Task instructions >> Give the records back in full, exactly as they read.

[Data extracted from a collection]
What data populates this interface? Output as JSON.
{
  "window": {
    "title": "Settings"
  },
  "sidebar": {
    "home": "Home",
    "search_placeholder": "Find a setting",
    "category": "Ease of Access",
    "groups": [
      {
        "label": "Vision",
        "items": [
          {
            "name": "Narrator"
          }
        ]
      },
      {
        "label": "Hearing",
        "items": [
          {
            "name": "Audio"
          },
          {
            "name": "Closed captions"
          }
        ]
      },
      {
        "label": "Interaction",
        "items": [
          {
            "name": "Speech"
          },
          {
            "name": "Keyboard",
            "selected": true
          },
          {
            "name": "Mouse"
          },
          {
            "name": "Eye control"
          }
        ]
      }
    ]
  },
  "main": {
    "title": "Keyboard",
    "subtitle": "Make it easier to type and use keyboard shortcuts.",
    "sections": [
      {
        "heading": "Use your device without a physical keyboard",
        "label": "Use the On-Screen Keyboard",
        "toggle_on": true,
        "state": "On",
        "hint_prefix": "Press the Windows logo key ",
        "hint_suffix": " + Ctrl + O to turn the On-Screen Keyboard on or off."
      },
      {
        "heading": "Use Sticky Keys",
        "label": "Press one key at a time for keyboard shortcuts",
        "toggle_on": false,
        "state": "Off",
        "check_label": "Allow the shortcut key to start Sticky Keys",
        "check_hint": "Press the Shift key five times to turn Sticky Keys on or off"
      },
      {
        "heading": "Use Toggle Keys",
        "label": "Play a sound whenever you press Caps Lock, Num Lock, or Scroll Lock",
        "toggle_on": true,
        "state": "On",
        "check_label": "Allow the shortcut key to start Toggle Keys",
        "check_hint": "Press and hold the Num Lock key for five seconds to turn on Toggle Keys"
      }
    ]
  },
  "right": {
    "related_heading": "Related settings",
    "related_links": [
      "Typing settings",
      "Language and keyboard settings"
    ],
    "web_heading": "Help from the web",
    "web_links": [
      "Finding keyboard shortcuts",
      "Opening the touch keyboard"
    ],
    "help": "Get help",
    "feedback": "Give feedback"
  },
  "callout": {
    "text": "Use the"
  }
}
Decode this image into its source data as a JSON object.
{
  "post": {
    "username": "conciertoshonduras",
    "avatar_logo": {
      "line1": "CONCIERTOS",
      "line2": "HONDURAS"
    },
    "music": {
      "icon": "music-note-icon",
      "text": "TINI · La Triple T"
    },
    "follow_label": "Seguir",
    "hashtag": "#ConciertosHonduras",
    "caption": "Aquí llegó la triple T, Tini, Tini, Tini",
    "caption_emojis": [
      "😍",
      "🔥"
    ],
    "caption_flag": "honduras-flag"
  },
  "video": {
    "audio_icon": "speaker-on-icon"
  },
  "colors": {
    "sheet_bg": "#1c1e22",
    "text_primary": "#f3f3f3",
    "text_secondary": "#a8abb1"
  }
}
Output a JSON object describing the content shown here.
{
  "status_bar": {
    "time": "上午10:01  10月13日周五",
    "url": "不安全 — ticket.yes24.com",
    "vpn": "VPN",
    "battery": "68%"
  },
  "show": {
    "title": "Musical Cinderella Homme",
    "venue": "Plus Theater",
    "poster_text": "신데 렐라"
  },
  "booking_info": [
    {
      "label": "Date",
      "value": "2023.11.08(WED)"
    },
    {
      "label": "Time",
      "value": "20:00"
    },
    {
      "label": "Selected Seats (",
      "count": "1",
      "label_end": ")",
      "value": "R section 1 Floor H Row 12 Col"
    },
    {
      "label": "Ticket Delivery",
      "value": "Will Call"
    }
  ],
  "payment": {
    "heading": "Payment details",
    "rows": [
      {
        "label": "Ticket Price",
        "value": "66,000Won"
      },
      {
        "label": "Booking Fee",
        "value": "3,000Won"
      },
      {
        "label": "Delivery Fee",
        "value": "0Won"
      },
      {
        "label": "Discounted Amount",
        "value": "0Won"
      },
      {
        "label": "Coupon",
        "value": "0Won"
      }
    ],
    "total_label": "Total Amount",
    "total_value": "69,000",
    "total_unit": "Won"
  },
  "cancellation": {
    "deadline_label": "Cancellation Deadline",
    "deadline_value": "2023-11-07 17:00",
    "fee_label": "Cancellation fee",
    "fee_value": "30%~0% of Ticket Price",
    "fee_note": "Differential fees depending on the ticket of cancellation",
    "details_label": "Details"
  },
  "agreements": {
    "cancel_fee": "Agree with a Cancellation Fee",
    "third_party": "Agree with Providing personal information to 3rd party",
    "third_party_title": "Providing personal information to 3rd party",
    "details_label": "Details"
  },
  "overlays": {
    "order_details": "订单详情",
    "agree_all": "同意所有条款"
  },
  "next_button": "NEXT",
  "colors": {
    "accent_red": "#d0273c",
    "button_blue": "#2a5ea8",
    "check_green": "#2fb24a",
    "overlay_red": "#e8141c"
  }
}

Finished exercise >>
What data populates this interface? Output as JSON.
{
  "window": {
    "title": "Settings"
  },
  "sidebar": {
    "home": "Home",
    "search_placeholder": "Find a setting",
    "category": "Ease of Access",
    "groups": [
      {
        "label": "Vision",
        "items": [
          {
            "name": "Narrator"
          }
        ]
      },
      {
        "label": "Hearing",
        "items": [
          {
            "name": "Audio"
          },
          {
            "name": "Closed captions"
          }
        ]
      },
      {
        "label": "Interaction",
        "items": [
          {
            "name": "Speech"
          },
          {
            "name": "Keyboard",
            "selected": true
          },
          {
            "name": "Mouse"
          },
          {
            "name": "Eye control"
          }
        ]
      }
    ]
  },
  "main": {
    "title": "Keyboard",
    "subtitle": "Make it easier to type and use keyboard shortcuts.",
    "sections": [
      {
        "heading": "Use your device without a physical keyboard",
        "label": "Use the On-Screen Keyboard",
        "toggle_on": true,
        "state": "On",
        "hint_prefix": "Press the Windows logo key ",
        "hint_suffix": " + Ctrl + O to turn the On-Screen Keyboard on or off."
      },
      {
        "heading": "Use Sticky Keys",
        "label": "Press one key at a time for keyboard shortcuts",
        "toggle_on": false,
        "state": "Off",
        "check_label": "Allow the shortcut key to start Sticky Keys",
        "check_hint": "Press the Shift key five times to turn Sticky Keys on or off"
      },
      {
        "heading": "Use Toggle Keys",
        "label": "Play a sound whenever you press Caps Lock, Num Lock, or Scroll Lock",
        "toggle_on": true,
        "state": "On",
        "check_label": "Allow the shortcut key to start Toggle Keys",
        "check_hint": "Press and hold the Num Lock key for five seconds to turn on Toggle Keys"
      }
    ]
  },
  "right": {
    "related_heading": "Related settings",
    "related_links": [
      "Typing settings",
      "Language and keyboard settings"
    ],
    "web_heading": "Help from the web",
    "web_links": [
      "Finding keyboard shortcuts",
      "Opening the touch keyboard"
    ],
    "help": "Get help",
    "feedback": "Give feedback"
  },
  "callout": {
    "text": "Use the"
  }
}
Decode this image into its source data as a JSON object.
{
  "post": {
    "username": "conciertoshonduras",
    "avatar_logo": {
      "line1": "CONCIERTOS",
      "line2": "HONDURAS"
    },
    "music": {
      "icon": "music-note-icon",
      "text": "TINI · La Triple T"
    },
    "follow_label": "Seguir",
    "hashtag": "#ConciertosHonduras",
    "caption": "Aquí llegó la triple T, Tini, Tini, Tini",
    "caption_emojis": [
      "😍",
      "🔥"
    ],
    "caption_flag": "honduras-flag"
  },
  "video": {
    "audio_icon": "speaker-on-icon"
  },
  "colors": {
    "sheet_bg": "#1c1e22",
    "text_primary": "#f3f3f3",
    "text_secondary": "#a8abb1"
  }
}
Output a JSON object describing the content shown here.
{
  "status_bar": {
    "time": "上午10:01  10月13日周五",
    "url": "不安全 — ticket.yes24.com",
    "vpn": "VPN",
    "battery": "68%"
  },
  "show": {
    "title": "Musical Cinderella Homme",
    "venue": "Plus Theater",
    "poster_text": "신데 렐라"
  },
  "booking_info": [
    {
      "label": "Date",
      "value": "2023.11.08(WED)"
    },
    {
      "label": "Time",
      "value": "20:00"
    },
    {
      "label": "Selected Seats (",
      "count": "1",
      "label_end": ")",
      "value": "R section 1 Floor H Row 12 Col"
    },
    {
      "label": "Ticket Delivery",
      "value": "Will Call"
    }
  ],
  "payment": {
    "heading": "Payment details",
    "rows": [
      {
        "label": "Ticket Price",
        "value": "66,000Won"
      },
      {
        "label": "Booking Fee",
        "value": "3,000Won"
      },
      {
        "label": "Delivery Fee",
        "value": "0Won"
      },
      {
        "label": "Discounted Amount",
        "value": "0Won"
      },
      {
        "label": "Coupon",
        "value": "0Won"
      }
    ],
    "total_label": "Total Amount",
    "total_value": "69,000",
    "total_unit": "Won"
  },
  "cancellation": {
    "deadline_label": "Cancellation Deadline",
    "deadline_value": "2023-11-07 17:00",
    "fee_label": "Cancellation fee",
    "fee_value": "30%~0% of Ticket Price",
    "fee_note": "Differential fees depending on the ticket of cancellation",
    "details_label": "Details"
  },
  "agreements": {
    "cancel_fee": "Agree with a Cancellation Fee",
    "third_party": "Agree with Providing personal information to 3rd party",
    "third_party_title": "Providing personal information to 3rd party",
    "details_label": "Details"
  },
  "overlays": {
    "order_details": "订单详情",
    "agree_all": "同意所有条款"
  },
  "next_button": "NEXT",
  "colors": {
    "accent_red": "#d0273c",
    "button_blue": "#2a5ea8",
    "check_green": "#2fb24a",
    "overlay_red": "#e8141c"
  }
}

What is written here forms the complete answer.